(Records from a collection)
►
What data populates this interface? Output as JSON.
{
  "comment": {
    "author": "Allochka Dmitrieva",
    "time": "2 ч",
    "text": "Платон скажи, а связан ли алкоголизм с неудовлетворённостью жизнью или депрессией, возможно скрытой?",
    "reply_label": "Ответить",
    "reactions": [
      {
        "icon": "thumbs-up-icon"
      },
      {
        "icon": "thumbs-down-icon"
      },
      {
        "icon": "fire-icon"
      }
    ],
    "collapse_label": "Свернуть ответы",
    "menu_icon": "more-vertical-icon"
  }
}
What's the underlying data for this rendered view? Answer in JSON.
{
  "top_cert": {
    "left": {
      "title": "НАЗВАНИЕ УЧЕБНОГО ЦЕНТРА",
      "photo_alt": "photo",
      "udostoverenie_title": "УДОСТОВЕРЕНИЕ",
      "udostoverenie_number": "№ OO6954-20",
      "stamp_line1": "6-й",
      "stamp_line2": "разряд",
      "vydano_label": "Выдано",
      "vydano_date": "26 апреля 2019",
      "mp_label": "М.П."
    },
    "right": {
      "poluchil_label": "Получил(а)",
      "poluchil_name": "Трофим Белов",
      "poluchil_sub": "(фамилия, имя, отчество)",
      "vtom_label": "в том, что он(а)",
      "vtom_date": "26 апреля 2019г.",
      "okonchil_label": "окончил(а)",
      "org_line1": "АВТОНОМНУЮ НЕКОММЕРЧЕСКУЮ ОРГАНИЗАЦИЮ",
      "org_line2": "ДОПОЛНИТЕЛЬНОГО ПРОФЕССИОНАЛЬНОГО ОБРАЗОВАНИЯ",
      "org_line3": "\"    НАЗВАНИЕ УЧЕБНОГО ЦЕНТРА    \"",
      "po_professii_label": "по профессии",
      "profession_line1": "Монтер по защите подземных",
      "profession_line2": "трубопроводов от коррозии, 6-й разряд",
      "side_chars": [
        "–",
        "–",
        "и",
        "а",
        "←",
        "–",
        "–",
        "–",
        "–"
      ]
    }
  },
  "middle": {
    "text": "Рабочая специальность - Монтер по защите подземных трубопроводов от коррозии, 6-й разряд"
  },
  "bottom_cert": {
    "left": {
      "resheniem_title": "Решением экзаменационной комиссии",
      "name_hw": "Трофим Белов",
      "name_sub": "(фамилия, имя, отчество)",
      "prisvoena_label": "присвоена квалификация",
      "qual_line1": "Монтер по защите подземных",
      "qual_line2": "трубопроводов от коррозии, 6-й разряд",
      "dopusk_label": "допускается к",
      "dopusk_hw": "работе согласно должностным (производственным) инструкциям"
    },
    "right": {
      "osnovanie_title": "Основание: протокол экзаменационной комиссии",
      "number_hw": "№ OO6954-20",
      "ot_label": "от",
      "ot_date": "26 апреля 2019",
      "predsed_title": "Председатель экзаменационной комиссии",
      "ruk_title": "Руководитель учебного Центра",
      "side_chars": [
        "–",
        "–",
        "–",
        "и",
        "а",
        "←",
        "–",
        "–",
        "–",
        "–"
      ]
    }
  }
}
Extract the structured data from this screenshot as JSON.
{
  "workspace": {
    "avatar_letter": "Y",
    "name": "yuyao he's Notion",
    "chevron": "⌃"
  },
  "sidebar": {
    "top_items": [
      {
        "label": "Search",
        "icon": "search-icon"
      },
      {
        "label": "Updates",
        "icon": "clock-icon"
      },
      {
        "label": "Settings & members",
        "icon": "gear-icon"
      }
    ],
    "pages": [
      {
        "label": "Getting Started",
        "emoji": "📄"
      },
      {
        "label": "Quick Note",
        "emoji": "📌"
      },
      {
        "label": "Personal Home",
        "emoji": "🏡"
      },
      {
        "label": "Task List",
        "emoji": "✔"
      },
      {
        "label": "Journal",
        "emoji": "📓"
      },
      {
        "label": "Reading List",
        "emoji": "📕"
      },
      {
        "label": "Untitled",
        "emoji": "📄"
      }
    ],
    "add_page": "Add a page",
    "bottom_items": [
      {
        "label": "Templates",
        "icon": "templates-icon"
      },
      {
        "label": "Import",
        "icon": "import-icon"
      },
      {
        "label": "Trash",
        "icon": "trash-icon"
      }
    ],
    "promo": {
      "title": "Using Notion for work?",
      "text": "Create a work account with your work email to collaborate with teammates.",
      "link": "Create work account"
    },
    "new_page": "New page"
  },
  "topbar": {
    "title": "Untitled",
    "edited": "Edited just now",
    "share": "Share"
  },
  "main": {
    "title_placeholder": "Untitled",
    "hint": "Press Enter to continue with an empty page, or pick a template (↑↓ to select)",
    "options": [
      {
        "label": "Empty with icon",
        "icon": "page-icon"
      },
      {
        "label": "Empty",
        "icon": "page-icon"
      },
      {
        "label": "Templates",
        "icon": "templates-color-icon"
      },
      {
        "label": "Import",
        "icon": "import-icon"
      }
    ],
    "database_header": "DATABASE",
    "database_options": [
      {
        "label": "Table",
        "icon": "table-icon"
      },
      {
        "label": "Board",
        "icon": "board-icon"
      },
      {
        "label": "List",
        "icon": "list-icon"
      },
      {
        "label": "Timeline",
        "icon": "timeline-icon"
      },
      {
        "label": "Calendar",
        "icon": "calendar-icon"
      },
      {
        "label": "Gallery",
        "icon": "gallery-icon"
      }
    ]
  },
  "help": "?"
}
◄
**EXERCISE TASK:** Every record above must be duplicated exactly.

**SOLVED PROBLEM:**
What data populates this interface? Output as JSON.
{
  "comment": {
    "author": "Allochka Dmitrieva",
    "time": "2 ч",
    "text": "Платон скажи, а связан ли алкоголизм с неудовлетворённостью жизнью или депрессией, возможно скрытой?",
    "reply_label": "Ответить",
    "reactions": [
      {
        "icon": "thumbs-up-icon"
      },
      {
        "icon": "thumbs-down-icon"
      },
      {
        "icon": "fire-icon"
      }
    ],
    "collapse_label": "Свернуть ответы",
    "menu_icon": "more-vertical-icon"
  }
}
What's the underlying data for this rendered view? Answer in JSON.
{
  "top_cert": {
    "left": {
      "title": "НАЗВАНИЕ УЧЕБНОГО ЦЕНТРА",
      "photo_alt": "photo",
      "udostoverenie_title": "УДОСТОВЕРЕНИЕ",
      "udostoverenie_number": "№ OO6954-20",
      "stamp_line1": "6-й",
      "stamp_line2": "разряд",
      "vydano_label": "Выдано",
      "vydano_date": "26 апреля 2019",
      "mp_label": "М.П."
    },
    "right": {
      "poluchil_label": "Получил(а)",
      "poluchil_name": "Трофим Белов",
      "poluchil_sub": "(фамилия, имя, отчество)",
      "vtom_label": "в том, что он(а)",
      "vtom_date": "26 апреля 2019г.",
      "okonchil_label": "окончил(а)",
      "org_line1": "АВТОНОМНУЮ НЕКОММЕРЧЕСКУЮ ОРГАНИЗАЦИЮ",
      "org_line2": "ДОПОЛНИТЕЛЬНОГО ПРОФЕССИОНАЛЬНОГО ОБРАЗОВАНИЯ",
      "org_line3": "\"    НАЗВАНИЕ УЧЕБНОГО ЦЕНТРА    \"",
      "po_professii_label": "по профессии",
      "profession_line1": "Монтер по защите подземных",
      "profession_line2": "трубопроводов от коррозии, 6-й разряд",
      "side_chars": [
        "–",
        "–",
        "и",
        "а",
        "←",
        "–",
        "–",
        "–",
        "–"
      ]
    }
  },
  "middle": {
    "text": "Рабочая специальность - Монтер по защите подземных трубопроводов от коррозии, 6-й разряд"
  },
  "bottom_cert": {
    "left": {
      "resheniem_title": "Решением экзаменационной комиссии",
      "name_hw": "Трофим Белов",
      "name_sub": "(фамилия, имя, отчество)",
      "prisvoena_label": "присвоена квалификация",
      "qual_line1": "Монтер по защите подземных",
      "qual_line2": "трубопроводов от коррозии, 6-й разряд",
      "dopusk_label": "допускается к",
      "dopusk_hw": "работе согласно должностным (производственным) инструкциям"
    },
    "right": {
      "osnovanie_title": "Основание: протокол экзаменационной комиссии",
      "number_hw": "№ OO6954-20",
      "ot_label": "от",
      "ot_date": "26 апреля 2019",
      "predsed_title": "Председатель экзаменационной комиссии",
      "ruk_title": "Руководитель учебного Центра",
      "side_chars": [
        "–",
        "–",
        "–",
        "и",
        "а",
        "←",
        "–",
        "–",
        "–",
        "–"
      ]
    }
  }
}
Extract the structured data from this screenshot as JSON.
{
  "workspace": {
    "avatar_letter": "Y",
    "name": "yuyao he's Notion",
    "chevron": "⌃"
  },
  "sidebar": {
    "top_items": [
      {
        "label": "Search",
        "icon": "search-icon"
      },
      {
        "label": "Updates",
        "icon": "clock-icon"
      },
      {
        "label": "Settings & members",
        "icon": "gear-icon"
      }
    ],
    "pages": [
      {
        "label": "Getting Started",
        "emoji": "📄"
      },
      {
        "label": "Quick Note",
        "emoji": "📌"
      },
      {
        "label": "Personal Home",
        "emoji": "🏡"
      },
      {
        "label": "Task List",
        "emoji": "✔"
      },
      {
        "label": "Journal",
        "emoji": "📓"
      },
      {
        "label": "Reading List",
        "emoji": "📕"
      },
      {
        "label": "Untitled",
        "emoji": "📄"
      }
    ],
    "add_page": "Add a page",
    "bottom_items": [
      {
        "label": "Templates",
        "icon": "templates-icon"
      },
      {
        "label": "Import",
        "icon": "import-icon"
      },
      {
        "label": "Trash",
        "icon": "trash-icon"
      }
    ],
    "promo": {
      "title": "Using Notion for work?",
      "text": "Create a work account with your work email to collaborate with teammates.",
      "link": "Create work account"
    },
    "new_page": "New page"
  },
  "topbar": {
    "title": "Untitled",
    "edited": "Edited just now",
    "share": "Share"
  },
  "main": {
    "title_placeholder": "Untitled",
    "hint": "Press Enter to continue with an empty page, or pick a template (↑↓ to select)",
    "options": [
      {
        "label": "Empty with icon",
        "icon": "page-icon"
      },
      {
        "label": "Empty",
        "icon": "page-icon"
      },
      {
        "label": "Templates",
        "icon": "templates-color-icon"
      },
      {
        "label": "Import",
        "icon": "import-icon"
      }
    ],
    "database_header": "DATABASE",
    "database_options": [
      {
        "label": "Table",
        "icon": "table-icon"
      },
      {
        "label": "Board",
        "icon": "board-icon"
      },
      {
        "label": "List",
        "icon": "list-icon"
      },
      {
        "label": "Timeline",
        "icon": "timeline-icon"
      },
      {
        "label": "Calendar",
        "icon": "calendar-icon"
      },
      {
        "label": "Gallery",
        "icon": "gallery-icon"
      }
    ]
  },
  "help": "?"
}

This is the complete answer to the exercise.